■ EXERCISE DESCRIPTION
Select all lines holding the word "home" from the entries that follow.

■ RECORDED DATA
☆ ☆ ☆ ☆ ☆ ☆ ☆

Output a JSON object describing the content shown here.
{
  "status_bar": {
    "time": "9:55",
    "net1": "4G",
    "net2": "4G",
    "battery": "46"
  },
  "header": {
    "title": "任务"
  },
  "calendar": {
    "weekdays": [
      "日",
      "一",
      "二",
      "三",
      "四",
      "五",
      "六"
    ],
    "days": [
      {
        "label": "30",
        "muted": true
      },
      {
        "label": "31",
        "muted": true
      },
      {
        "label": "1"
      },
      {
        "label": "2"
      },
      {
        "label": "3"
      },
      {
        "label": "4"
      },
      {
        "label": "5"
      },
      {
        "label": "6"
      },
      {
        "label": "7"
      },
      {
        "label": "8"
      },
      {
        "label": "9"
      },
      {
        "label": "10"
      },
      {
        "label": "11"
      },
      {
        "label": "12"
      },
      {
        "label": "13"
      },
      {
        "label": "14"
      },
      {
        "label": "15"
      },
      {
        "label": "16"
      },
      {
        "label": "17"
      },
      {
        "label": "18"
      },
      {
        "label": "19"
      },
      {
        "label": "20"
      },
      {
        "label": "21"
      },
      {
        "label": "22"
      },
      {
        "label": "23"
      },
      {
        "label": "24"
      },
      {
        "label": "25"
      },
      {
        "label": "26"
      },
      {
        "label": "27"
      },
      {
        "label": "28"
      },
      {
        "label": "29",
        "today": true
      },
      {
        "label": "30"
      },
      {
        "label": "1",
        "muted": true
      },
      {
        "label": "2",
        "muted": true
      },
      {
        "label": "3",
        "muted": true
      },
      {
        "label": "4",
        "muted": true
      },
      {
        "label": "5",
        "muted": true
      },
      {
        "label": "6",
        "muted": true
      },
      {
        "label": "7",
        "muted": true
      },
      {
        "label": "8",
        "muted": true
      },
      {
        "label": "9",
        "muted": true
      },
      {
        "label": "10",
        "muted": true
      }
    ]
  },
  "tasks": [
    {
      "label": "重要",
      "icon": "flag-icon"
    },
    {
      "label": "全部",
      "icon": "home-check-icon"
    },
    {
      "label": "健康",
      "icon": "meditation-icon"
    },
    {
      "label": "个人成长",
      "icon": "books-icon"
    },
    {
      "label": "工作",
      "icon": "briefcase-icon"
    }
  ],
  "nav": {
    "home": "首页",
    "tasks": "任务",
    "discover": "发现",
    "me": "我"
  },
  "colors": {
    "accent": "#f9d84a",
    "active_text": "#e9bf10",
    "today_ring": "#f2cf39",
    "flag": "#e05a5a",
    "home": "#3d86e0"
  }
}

☆ ☆ ☆ ☆ ☆ ☆ ☆

■ EXERCISE SOLUTION
      "icon": "home-check-icon"
    "home": "首页",
    "home": "#3d86e0"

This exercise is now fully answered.